Stored entries:
________________
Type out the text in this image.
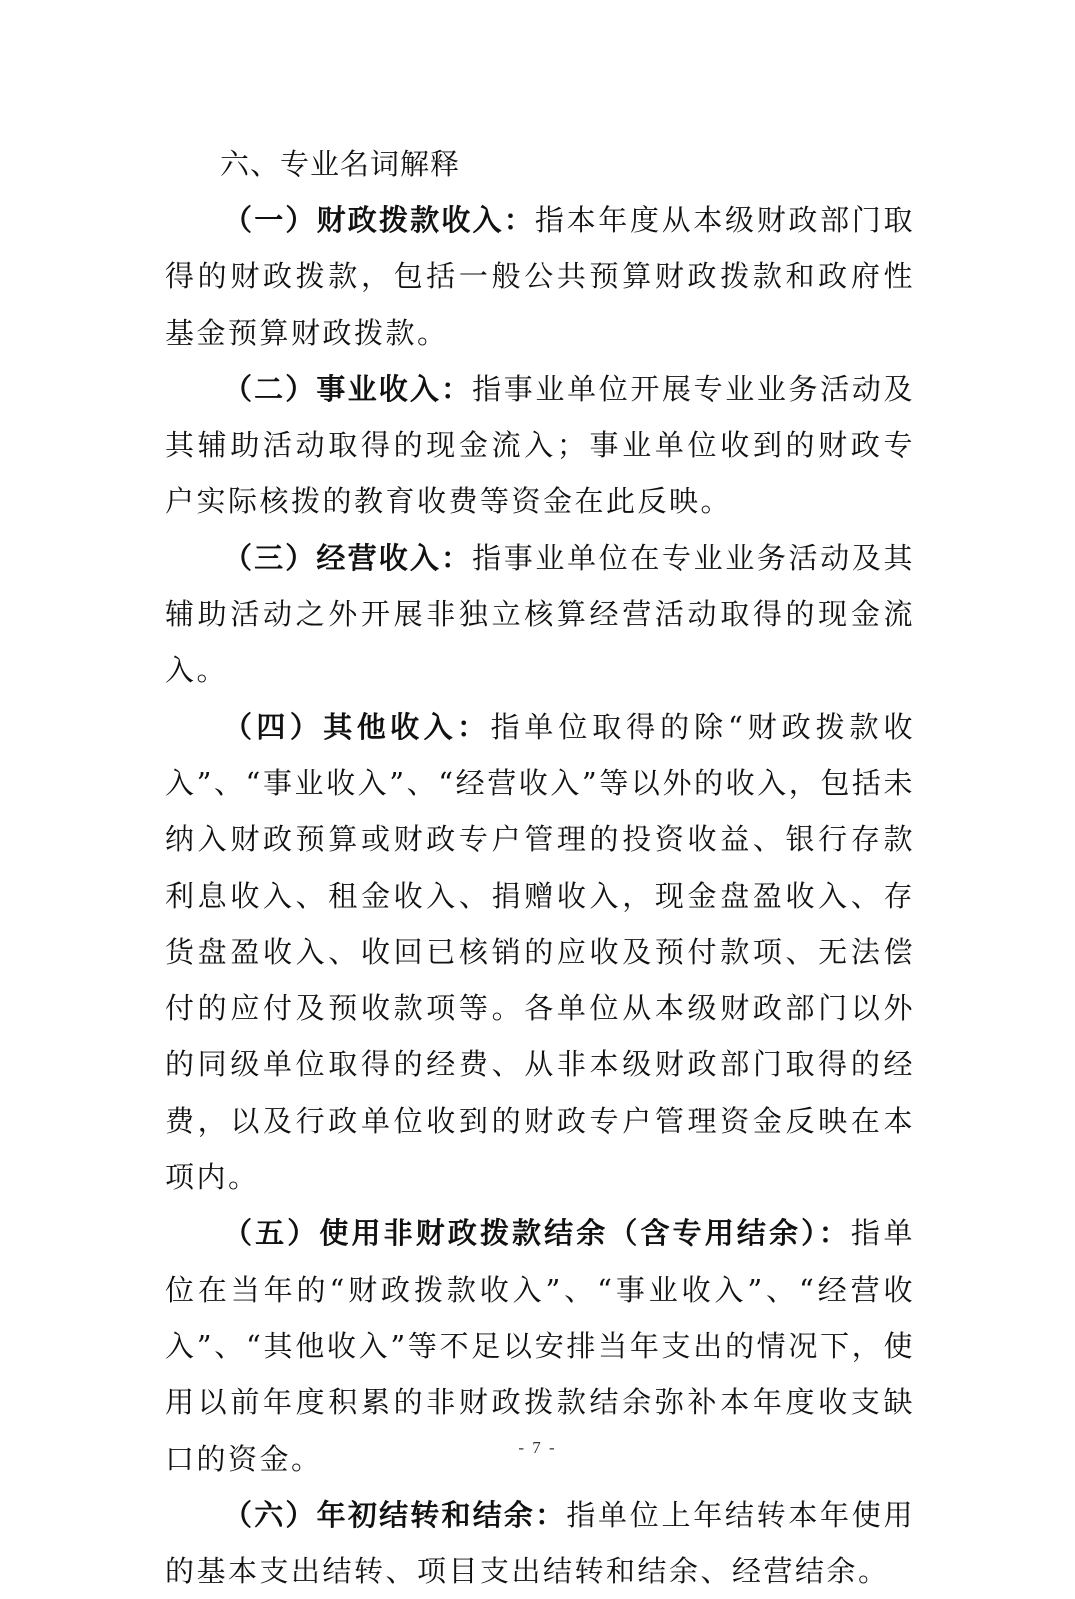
六、专业名词解释

（一）财政拨款收入：指本年度从本级财政部门取得的财政拨款，包括一般公共预算财政拨款和政府性基金预算财政拨款。

（二）事业收入：指事业单位开展专业业务活动及其辅助活动取得的现金流入；事业单位收到的财政专户实际核拨的教育收费等资金在此反映。

（三）经营收入：指事业单位在专业业务活动及其辅助活动之外开展非独立核算经营活动取得的现金流入。

（四）其他收入：指单位取得的除“财政拨款收入”、“事业收入”、“经营收入”等以外的收入，包括未纳入财政预算或财政专户管理的投资收益、银行存款利息收入、租金收入、捐赠收入，现金盘盈收入、存货盘盈收入、收回已核销的应收及预付款项、无法偿付的应付及预收款项等。各单位从本级财政部门以外的同级单位取得的经费、从非本级财政部门取得的经费，以及行政单位收到的财政专户管理资金反映在本项内。

（五）使用非财政拨款结余（含专用结余）：指单位在当年的“财政拨款收入”、“事业收入”、“经营收入”、“其他收入”等不足以安排当年支出的情况下，使用以前年度积累的非财政拨款结余弥补本年度收支缺口的资金。

（六）年初结转和结余：指单位上年结转本年使用的基本支出结转、项目支出结转和结余、经营结余。

- 7 -
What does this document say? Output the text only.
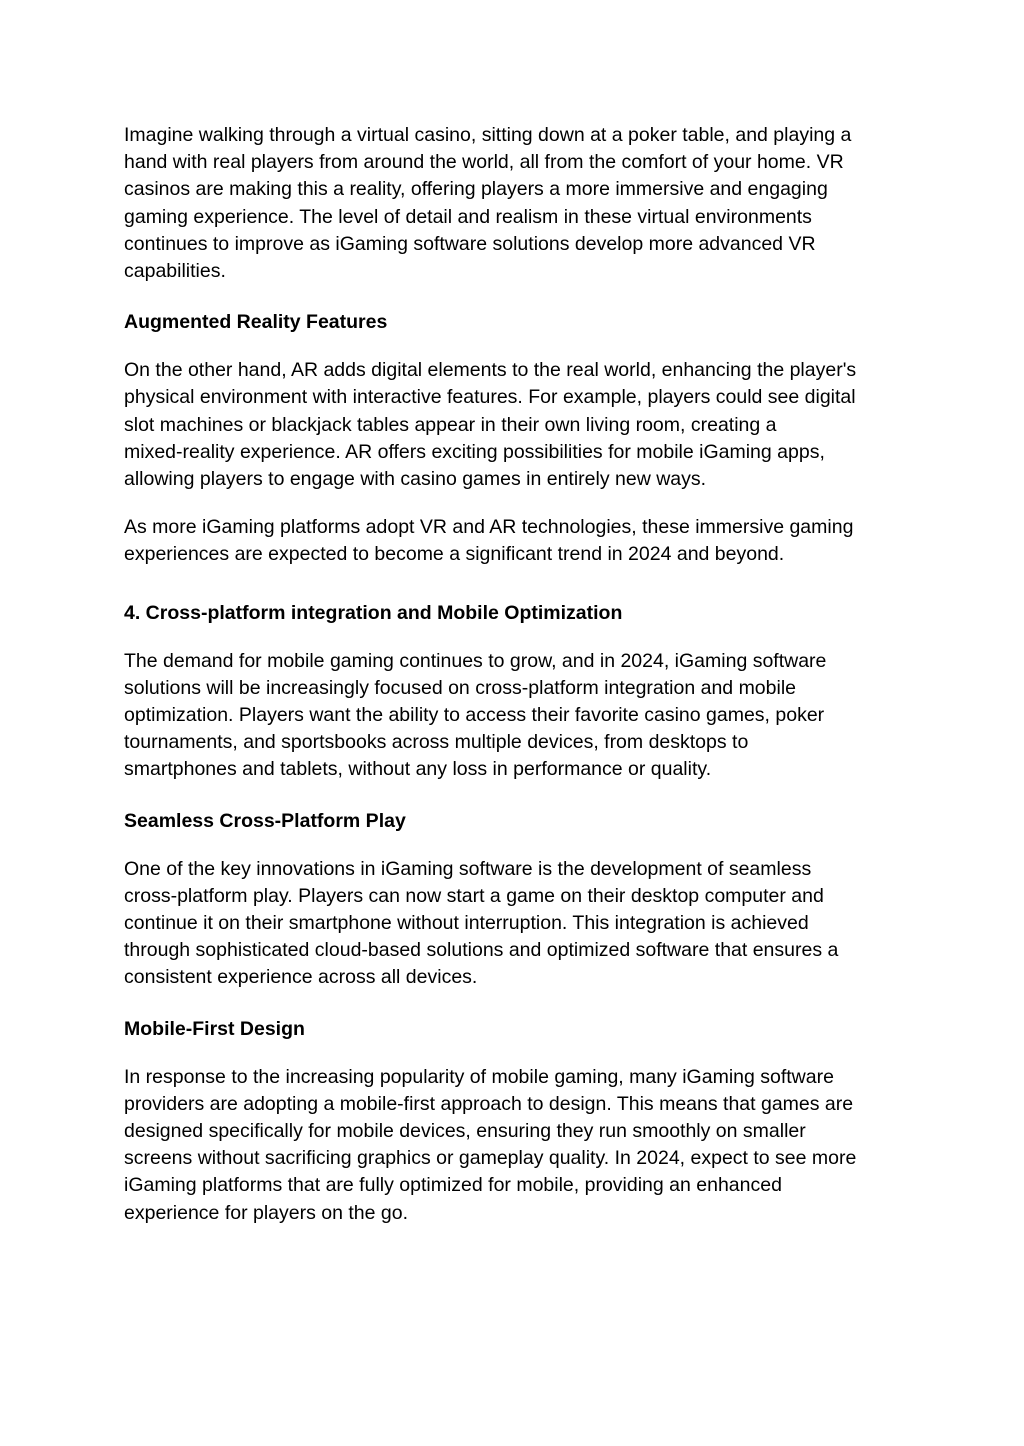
Imagine walking through a virtual casino, sitting down at a poker table, and playing a
hand with real players from around the world, all from the comfort of your home. VR
casinos are making this a reality, offering players a more immersive and engaging
gaming experience. The level of detail and realism in these virtual environments
continues to improve as iGaming software solutions develop more advanced VR
capabilities.

Augmented Reality Features

On the other hand, AR adds digital elements to the real world, enhancing the player's
physical environment with interactive features. For example, players could see digital
slot machines or blackjack tables appear in their own living room, creating a
mixed-reality experience. AR offers exciting possibilities for mobile iGaming apps,
allowing players to engage with casino games in entirely new ways.

As more iGaming platforms adopt VR and AR technologies, these immersive gaming
experiences are expected to become a significant trend in 2024 and beyond.

4. Cross-platform integration and Mobile Optimization

The demand for mobile gaming continues to grow, and in 2024, iGaming software
solutions will be increasingly focused on cross-platform integration and mobile
optimization. Players want the ability to access their favorite casino games, poker
tournaments, and sportsbooks across multiple devices, from desktops to
smartphones and tablets, without any loss in performance or quality.

Seamless Cross-Platform Play

One of the key innovations in iGaming software is the development of seamless
cross-platform play. Players can now start a game on their desktop computer and
continue it on their smartphone without interruption. This integration is achieved
through sophisticated cloud-based solutions and optimized software that ensures a
consistent experience across all devices.

Mobile-First Design

In response to the increasing popularity of mobile gaming, many iGaming software
providers are adopting a mobile-first approach to design. This means that games are
designed specifically for mobile devices, ensuring they run smoothly on smaller
screens without sacrificing graphics or gameplay quality. In 2024, expect to see more
iGaming platforms that are fully optimized for mobile, providing an enhanced
experience for players on the go.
________________
▶ Task objective:
Reproduce each line of the records exactly, and omit every picture.

▶ Exercise output:
Type out the text in this image.
六、专业名词解释

（一）财政拨款收入：指本年度从本级财政部门取得的财政拨款，包括一般公共预算财政拨款和政府性基金预算财政拨款。

（二）事业收入：指事业单位开展专业业务活动及其辅助活动取得的现金流入；事业单位收到的财政专户实际核拨的教育收费等资金在此反映。

（三）经营收入：指事业单位在专业业务活动及其辅助活动之外开展非独立核算经营活动取得的现金流入。

（四）其他收入：指单位取得的除“财政拨款收入”、“事业收入”、“经营收入”等以外的收入，包括未纳入财政预算或财政专户管理的投资收益、银行存款利息收入、租金收入、捐赠收入，现金盘盈收入、存货盘盈收入、收回已核销的应收及预付款项、无法偿付的应付及预收款项等。各单位从本级财政部门以外的同级单位取得的经费、从非本级财政部门取得的经费，以及行政单位收到的财政专户管理资金反映在本项内。

（五）使用非财政拨款结余（含专用结余）：指单位在当年的“财政拨款收入”、“事业收入”、“经营收入”、“其他收入”等不足以安排当年支出的情况下，使用以前年度积累的非财政拨款结余弥补本年度收支缺口的资金。

（六）年初结转和结余：指单位上年结转本年使用的基本支出结转、项目支出结转和结余、经营结余。

- 7 -
What does this document say? Output the text only.
Imagine walking through a virtual casino, sitting down at a poker table, and playing a
hand with real players from around the world, all from the comfort of your home. VR
casinos are making this a reality, offering players a more immersive and engaging
gaming experience. The level of detail and realism in these virtual environments
continues to improve as iGaming software solutions develop more advanced VR
capabilities.

Augmented Reality Features

On the other hand, AR adds digital elements to the real world, enhancing the player's
physical environment with interactive features. For example, players could see digital
slot machines or blackjack tables appear in their own living room, creating a
mixed-reality experience. AR offers exciting possibilities for mobile iGaming apps,
allowing players to engage with casino games in entirely new ways.

As more iGaming platforms adopt VR and AR technologies, these immersive gaming
experiences are expected to become a significant trend in 2024 and beyond.

4. Cross-platform integration and Mobile Optimization

The demand for mobile gaming continues to grow, and in 2024, iGaming software
solutions will be increasingly focused on cross-platform integration and mobile
optimization. Players want the ability to access their favorite casino games, poker
tournaments, and sportsbooks across multiple devices, from desktops to
smartphones and tablets, without any loss in performance or quality.

Seamless Cross-Platform Play

One of the key innovations in iGaming software is the development of seamless
cross-platform play. Players can now start a game on their desktop computer and
continue it on their smartphone without interruption. This integration is achieved
through sophisticated cloud-based solutions and optimized software that ensures a
consistent experience across all devices.

Mobile-First Design

In response to the increasing popularity of mobile gaming, many iGaming software
providers are adopting a mobile-first approach to design. This means that games are
designed specifically for mobile devices, ensuring they run smoothly on smaller
screens without sacrificing graphics or gameplay quality. In 2024, expect to see more
iGaming platforms that are fully optimized for mobile, providing an enhanced
experience for players on the go.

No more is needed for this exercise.